§ **Task brief**: Copy out each line of the data that holds the word "text".

☆ ☆ ☆ ☆ ☆

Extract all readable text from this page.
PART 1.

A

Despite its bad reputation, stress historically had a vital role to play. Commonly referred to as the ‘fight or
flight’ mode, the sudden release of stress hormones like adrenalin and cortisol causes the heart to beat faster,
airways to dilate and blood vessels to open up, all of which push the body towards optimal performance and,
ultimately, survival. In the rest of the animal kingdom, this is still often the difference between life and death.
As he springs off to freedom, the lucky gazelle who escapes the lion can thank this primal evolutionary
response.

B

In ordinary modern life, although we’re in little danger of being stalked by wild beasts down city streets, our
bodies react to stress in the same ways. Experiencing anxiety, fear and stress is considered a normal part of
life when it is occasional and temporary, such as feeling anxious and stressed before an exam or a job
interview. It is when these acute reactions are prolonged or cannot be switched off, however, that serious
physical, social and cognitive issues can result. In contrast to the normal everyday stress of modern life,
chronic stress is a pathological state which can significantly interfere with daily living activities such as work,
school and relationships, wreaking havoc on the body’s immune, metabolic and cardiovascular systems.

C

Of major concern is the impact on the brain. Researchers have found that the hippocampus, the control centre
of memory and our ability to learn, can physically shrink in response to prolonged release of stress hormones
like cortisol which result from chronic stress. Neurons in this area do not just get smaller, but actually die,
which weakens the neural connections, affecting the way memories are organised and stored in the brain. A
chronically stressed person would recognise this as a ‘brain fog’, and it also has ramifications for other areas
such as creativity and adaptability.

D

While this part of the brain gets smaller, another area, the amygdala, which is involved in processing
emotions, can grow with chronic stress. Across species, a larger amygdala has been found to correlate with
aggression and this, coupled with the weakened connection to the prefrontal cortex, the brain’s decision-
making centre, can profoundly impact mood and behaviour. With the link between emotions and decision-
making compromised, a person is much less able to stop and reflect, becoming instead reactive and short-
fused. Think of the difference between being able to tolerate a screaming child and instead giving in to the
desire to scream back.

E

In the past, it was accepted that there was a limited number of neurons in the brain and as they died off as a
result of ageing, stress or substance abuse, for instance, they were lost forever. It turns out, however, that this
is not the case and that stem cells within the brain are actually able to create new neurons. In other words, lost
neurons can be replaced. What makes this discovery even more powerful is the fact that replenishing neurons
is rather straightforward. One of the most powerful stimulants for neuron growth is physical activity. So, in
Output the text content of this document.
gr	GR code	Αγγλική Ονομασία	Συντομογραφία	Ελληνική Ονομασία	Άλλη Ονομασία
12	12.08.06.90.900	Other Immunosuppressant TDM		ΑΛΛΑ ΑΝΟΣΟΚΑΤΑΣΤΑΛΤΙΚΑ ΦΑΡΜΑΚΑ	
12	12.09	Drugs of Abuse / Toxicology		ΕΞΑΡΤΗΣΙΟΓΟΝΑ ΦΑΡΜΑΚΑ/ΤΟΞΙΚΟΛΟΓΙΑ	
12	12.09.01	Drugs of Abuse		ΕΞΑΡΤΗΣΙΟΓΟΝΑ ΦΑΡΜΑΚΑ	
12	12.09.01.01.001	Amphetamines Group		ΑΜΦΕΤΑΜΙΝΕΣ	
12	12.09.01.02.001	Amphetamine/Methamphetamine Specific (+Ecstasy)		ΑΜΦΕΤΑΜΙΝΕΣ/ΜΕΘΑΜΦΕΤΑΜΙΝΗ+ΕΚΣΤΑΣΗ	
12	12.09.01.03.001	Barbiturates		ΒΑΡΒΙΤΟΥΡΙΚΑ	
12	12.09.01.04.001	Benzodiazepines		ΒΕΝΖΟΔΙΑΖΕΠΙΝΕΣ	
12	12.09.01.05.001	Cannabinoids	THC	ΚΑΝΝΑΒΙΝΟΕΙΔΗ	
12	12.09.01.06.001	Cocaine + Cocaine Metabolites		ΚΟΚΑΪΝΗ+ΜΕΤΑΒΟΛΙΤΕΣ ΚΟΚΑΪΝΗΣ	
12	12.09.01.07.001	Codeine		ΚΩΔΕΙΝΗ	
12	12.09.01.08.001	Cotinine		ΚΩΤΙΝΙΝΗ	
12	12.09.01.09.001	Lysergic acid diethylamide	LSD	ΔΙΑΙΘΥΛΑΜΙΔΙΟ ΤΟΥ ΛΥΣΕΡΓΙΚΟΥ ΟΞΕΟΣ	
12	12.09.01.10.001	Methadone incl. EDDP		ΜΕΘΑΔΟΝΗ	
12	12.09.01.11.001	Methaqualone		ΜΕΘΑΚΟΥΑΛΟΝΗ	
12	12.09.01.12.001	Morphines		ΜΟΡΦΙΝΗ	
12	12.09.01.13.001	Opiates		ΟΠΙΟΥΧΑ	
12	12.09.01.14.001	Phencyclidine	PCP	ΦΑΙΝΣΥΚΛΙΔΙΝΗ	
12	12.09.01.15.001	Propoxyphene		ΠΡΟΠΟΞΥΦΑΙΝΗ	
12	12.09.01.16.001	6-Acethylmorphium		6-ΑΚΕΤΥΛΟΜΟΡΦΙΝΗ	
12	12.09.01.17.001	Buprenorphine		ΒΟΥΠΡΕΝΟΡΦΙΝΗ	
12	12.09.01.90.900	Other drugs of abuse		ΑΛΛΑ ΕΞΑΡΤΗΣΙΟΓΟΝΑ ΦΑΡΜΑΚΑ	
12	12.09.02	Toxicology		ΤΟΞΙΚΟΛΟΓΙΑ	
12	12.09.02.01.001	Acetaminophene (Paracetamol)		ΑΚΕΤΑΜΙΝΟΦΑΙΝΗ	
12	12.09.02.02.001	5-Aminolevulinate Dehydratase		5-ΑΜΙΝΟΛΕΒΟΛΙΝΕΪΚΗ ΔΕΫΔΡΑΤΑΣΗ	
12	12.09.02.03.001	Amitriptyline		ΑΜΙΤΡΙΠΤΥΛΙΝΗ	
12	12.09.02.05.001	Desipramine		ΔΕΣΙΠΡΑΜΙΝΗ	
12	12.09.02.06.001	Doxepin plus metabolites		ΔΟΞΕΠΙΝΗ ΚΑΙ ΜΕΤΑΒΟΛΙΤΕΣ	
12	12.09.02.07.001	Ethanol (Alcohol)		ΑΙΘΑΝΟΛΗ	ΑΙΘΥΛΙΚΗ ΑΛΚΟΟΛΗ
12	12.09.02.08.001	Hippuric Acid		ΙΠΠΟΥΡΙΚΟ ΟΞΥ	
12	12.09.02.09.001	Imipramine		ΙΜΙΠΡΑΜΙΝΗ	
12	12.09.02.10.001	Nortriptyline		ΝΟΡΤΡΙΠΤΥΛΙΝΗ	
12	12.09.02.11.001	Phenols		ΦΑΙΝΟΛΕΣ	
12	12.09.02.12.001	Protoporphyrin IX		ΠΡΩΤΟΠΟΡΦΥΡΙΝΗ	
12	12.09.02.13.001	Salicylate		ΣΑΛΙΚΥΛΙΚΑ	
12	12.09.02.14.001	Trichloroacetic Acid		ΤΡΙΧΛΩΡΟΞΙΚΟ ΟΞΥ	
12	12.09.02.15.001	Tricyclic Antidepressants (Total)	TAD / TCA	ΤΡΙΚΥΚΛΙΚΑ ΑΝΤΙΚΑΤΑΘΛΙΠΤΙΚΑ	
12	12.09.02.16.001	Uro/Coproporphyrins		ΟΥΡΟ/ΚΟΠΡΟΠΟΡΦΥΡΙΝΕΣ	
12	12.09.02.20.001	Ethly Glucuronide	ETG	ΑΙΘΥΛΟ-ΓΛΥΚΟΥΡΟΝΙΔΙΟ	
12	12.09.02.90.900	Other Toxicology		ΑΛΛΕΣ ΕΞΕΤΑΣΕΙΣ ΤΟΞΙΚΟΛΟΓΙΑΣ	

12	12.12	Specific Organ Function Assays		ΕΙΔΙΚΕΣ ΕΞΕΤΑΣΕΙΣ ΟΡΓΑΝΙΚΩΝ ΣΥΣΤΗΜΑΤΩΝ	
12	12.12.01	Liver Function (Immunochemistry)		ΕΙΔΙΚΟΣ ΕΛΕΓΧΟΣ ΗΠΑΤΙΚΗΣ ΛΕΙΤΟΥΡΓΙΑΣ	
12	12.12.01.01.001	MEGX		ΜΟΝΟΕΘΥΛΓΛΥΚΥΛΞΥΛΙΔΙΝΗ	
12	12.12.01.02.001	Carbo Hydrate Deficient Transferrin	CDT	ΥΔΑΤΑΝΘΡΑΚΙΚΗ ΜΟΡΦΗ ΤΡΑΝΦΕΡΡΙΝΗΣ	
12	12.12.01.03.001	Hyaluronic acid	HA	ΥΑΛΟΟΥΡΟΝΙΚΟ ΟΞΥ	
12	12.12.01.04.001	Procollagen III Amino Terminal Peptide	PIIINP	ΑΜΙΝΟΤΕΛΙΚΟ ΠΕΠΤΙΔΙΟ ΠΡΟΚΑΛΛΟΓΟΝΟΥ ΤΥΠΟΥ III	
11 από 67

☆ ☆ ☆ ☆ ☆

§ **Exercise answer**:
Extract all readable text from this page.
Output the text content of this document.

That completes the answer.